▶ Task statement
Copy the passage below on Professor Brown's career and research verbatim, from "Developing Catalysis for" up to and including "two basic areas.".

▶ Source passage
Professor Brown received a B.S. in chemistry in 1988 from the Massachusetts Institute of Technology. In 1994, he obtained his Ph.D. from the University of Washington, where he studied the reaction chemistry of rhenium oxo complexes. After spending two years as a postdoctoral fellow at the California Institute of Technology, he joined the faculty at Notre Dame in 1996. Professor Brown was a recipient of the Camille and Henry Dreyfus New Faculty Award for 1996 and the 1998 DuPont Young Faculty Award, and the 2000 Union Carbide Innovation Recognition Program. In 2011 he was named a Fellow of the American Chemical Society.
Developing Catalysis for Energy and the Environment
Enhancing our understanding of the mechanisms of chemical reactions is critical to improving processes to interconvert efficiently between chemical and electrical energy or to make chemical products in an environmentally benign way. The Brown group is addressing this overarching problem through studies in two basic areas.

▶ Provided information
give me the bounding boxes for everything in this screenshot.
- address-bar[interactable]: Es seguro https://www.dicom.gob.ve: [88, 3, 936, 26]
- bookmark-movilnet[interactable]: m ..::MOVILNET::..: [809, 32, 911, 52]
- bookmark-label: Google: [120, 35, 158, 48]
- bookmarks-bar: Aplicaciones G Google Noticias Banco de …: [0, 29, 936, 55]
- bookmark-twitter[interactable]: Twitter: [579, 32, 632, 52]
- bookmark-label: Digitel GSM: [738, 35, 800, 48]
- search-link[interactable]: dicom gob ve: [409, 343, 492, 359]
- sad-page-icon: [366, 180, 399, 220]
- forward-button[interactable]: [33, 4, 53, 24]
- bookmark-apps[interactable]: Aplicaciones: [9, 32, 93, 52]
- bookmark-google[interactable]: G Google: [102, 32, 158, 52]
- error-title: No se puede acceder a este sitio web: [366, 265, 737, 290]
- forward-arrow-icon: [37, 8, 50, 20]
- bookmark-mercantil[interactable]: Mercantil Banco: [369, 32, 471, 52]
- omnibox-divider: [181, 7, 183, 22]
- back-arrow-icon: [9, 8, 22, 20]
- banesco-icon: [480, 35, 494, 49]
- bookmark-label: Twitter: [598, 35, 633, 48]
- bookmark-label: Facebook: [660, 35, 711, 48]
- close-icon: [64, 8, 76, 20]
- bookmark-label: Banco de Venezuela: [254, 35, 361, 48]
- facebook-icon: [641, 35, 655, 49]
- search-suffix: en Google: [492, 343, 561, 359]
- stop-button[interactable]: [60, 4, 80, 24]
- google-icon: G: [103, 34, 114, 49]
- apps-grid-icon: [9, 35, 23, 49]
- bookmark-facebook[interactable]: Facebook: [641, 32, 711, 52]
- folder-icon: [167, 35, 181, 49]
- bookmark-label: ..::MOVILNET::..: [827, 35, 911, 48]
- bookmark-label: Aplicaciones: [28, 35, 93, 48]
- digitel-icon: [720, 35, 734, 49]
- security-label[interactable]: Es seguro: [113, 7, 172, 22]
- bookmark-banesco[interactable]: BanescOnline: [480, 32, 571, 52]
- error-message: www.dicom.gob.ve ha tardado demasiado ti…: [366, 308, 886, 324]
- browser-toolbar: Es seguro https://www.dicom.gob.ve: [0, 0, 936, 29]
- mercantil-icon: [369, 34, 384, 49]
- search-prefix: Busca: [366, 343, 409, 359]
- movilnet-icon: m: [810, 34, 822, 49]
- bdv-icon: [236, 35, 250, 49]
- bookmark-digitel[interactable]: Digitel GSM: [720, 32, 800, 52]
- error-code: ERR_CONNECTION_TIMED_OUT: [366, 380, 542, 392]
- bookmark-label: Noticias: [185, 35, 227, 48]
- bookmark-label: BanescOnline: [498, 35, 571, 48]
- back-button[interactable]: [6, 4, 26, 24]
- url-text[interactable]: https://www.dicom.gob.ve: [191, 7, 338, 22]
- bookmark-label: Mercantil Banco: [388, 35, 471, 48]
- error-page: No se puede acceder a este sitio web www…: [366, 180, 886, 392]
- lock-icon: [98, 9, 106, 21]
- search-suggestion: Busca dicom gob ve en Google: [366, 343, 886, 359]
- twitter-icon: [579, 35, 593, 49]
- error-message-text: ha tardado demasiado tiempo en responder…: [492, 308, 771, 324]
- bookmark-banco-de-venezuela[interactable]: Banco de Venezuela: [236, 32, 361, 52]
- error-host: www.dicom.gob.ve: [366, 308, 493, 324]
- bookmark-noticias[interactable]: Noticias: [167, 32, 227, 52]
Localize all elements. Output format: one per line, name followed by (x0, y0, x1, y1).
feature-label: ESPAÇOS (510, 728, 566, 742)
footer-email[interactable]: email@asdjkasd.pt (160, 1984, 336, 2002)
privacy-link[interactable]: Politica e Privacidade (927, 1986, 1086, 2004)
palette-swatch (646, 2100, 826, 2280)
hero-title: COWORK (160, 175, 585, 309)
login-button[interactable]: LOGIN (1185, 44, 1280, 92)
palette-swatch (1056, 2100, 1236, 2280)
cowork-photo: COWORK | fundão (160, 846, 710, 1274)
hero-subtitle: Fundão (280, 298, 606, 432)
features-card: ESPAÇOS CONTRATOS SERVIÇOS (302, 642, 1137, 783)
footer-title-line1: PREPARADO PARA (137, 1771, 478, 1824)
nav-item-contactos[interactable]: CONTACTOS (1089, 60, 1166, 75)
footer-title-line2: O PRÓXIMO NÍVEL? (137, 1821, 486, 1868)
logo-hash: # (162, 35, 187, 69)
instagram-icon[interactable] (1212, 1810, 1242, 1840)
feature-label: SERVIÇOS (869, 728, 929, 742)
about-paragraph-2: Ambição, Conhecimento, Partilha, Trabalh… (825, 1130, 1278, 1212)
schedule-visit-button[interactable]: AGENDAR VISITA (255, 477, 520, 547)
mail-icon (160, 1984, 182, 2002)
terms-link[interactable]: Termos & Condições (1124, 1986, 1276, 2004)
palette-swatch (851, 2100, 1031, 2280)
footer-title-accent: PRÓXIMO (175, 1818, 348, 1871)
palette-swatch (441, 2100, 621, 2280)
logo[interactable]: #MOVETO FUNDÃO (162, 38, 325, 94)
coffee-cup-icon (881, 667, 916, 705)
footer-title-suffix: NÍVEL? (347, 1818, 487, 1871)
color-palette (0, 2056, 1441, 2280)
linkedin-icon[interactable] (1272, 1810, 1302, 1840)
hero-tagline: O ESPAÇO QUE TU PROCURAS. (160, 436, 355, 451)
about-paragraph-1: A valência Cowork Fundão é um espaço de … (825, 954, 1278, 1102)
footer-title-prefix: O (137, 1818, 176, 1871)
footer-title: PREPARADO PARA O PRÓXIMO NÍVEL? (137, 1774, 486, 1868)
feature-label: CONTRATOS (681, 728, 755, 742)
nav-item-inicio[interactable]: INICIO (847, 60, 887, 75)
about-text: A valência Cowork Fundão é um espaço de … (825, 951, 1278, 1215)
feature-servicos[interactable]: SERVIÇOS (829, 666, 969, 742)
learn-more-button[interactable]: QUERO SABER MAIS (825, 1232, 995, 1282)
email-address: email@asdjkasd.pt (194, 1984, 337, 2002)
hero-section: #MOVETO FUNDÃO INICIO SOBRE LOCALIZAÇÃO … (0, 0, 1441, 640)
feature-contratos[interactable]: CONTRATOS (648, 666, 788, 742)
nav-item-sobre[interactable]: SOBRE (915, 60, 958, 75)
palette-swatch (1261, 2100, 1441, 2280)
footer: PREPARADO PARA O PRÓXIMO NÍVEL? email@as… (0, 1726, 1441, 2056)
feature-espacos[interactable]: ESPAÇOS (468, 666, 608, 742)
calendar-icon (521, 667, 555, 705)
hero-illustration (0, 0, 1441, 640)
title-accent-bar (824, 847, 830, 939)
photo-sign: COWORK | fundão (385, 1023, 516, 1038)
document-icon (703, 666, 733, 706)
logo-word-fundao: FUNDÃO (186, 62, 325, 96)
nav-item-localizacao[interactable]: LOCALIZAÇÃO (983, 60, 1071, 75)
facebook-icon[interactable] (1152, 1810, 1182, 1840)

▶ Solution to this exercise
Developing Catalysis for Energy and the Environment
Enhancing our understanding of the mechanisms of chemical reactions is critical to improving processes to interconvert efficiently between chemical and electrical energy or to make chemical products in an environmentally benign way. The Brown group is addressing this overarching problem through studies in two basic areas.